EXCERPTED RECORDS:
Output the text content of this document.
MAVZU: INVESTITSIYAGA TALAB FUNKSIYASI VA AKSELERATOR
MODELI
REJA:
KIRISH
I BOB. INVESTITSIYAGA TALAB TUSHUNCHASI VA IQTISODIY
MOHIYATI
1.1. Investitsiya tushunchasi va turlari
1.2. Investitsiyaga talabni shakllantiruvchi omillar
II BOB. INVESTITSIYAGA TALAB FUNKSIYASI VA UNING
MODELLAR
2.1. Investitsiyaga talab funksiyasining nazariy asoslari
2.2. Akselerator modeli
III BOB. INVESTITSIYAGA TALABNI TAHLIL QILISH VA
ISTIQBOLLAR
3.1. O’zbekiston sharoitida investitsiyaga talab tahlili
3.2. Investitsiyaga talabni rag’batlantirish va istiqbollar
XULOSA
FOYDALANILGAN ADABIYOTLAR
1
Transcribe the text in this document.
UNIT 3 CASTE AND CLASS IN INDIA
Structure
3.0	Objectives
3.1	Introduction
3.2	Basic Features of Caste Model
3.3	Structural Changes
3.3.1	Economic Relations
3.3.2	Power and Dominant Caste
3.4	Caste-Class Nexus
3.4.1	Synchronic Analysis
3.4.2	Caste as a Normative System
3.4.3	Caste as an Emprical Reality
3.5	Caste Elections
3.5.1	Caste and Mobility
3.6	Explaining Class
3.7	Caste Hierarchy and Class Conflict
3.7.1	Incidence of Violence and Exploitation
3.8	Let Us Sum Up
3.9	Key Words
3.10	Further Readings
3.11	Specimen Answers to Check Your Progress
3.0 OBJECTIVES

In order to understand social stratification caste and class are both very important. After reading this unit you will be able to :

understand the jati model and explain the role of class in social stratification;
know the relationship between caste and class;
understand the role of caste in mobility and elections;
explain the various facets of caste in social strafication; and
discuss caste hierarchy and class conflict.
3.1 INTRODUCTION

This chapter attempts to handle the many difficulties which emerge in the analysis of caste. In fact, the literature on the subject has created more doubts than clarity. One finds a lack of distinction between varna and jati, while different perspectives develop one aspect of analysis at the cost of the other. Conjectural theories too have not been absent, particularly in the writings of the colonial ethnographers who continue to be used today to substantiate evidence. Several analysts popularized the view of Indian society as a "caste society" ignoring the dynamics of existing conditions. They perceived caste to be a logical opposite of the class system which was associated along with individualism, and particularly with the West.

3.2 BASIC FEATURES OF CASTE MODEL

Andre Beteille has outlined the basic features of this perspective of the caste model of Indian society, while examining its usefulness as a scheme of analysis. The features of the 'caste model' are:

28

SET EXERCISE: Each of the records should be retyped exactly.

FINISHED TASK:
Output the text content of this document.
MAVZU: INVESTITSIYAGA TALAB FUNKSIYASI VA AKSELERATOR
MODELI
REJA:
KIRISH
I BOB. INVESTITSIYAGA TALAB TUSHUNCHASI VA IQTISODIY
MOHIYATI
1.1. Investitsiya tushunchasi va turlari
1.2. Investitsiyaga talabni shakllantiruvchi omillar
II BOB. INVESTITSIYAGA TALAB FUNKSIYASI VA UNING
MODELLAR
2.1. Investitsiyaga talab funksiyasining nazariy asoslari
2.2. Akselerator modeli
III BOB. INVESTITSIYAGA TALABNI TAHLIL QILISH VA
ISTIQBOLLAR
3.1. O’zbekiston sharoitida investitsiyaga talab tahlili
3.2. Investitsiyaga talabni rag’batlantirish va istiqbollar
XULOSA
FOYDALANILGAN ADABIYOTLAR
1
Transcribe the text in this document.
UNIT 3 CASTE AND CLASS IN INDIA
Structure
3.0	Objectives
3.1	Introduction
3.2	Basic Features of Caste Model
3.3	Structural Changes
3.3.1	Economic Relations
3.3.2	Power and Dominant Caste
3.4	Caste-Class Nexus
3.4.1	Synchronic Analysis
3.4.2	Caste as a Normative System
3.4.3	Caste as an Emprical Reality
3.5	Caste Elections
3.5.1	Caste and Mobility
3.6	Explaining Class
3.7	Caste Hierarchy and Class Conflict
3.7.1	Incidence of Violence and Exploitation
3.8	Let Us Sum Up
3.9	Key Words
3.10	Further Readings
3.11	Specimen Answers to Check Your Progress
3.0 OBJECTIVES

In order to understand social stratification caste and class are both very important. After reading this unit you will be able to :

understand the jati model and explain the role of class in social stratification;
know the relationship between caste and class;
understand the role of caste in mobility and elections;
explain the various facets of caste in social strafication; and
discuss caste hierarchy and class conflict.
3.1 INTRODUCTION

This chapter attempts to handle the many difficulties which emerge in the analysis of caste. In fact, the literature on the subject has created more doubts than clarity. One finds a lack of distinction between varna and jati, while different perspectives develop one aspect of analysis at the cost of the other. Conjectural theories too have not been absent, particularly in the writings of the colonial ethnographers who continue to be used today to substantiate evidence. Several analysts popularized the view of Indian society as a "caste society" ignoring the dynamics of existing conditions. They perceived caste to be a logical opposite of the class system which was associated along with individualism, and particularly with the West.

3.2 BASIC FEATURES OF CASTE MODEL

Andre Beteille has outlined the basic features of this perspective of the caste model of Indian society, while examining its usefulness as a scheme of analysis. The features of the 'caste model' are:

28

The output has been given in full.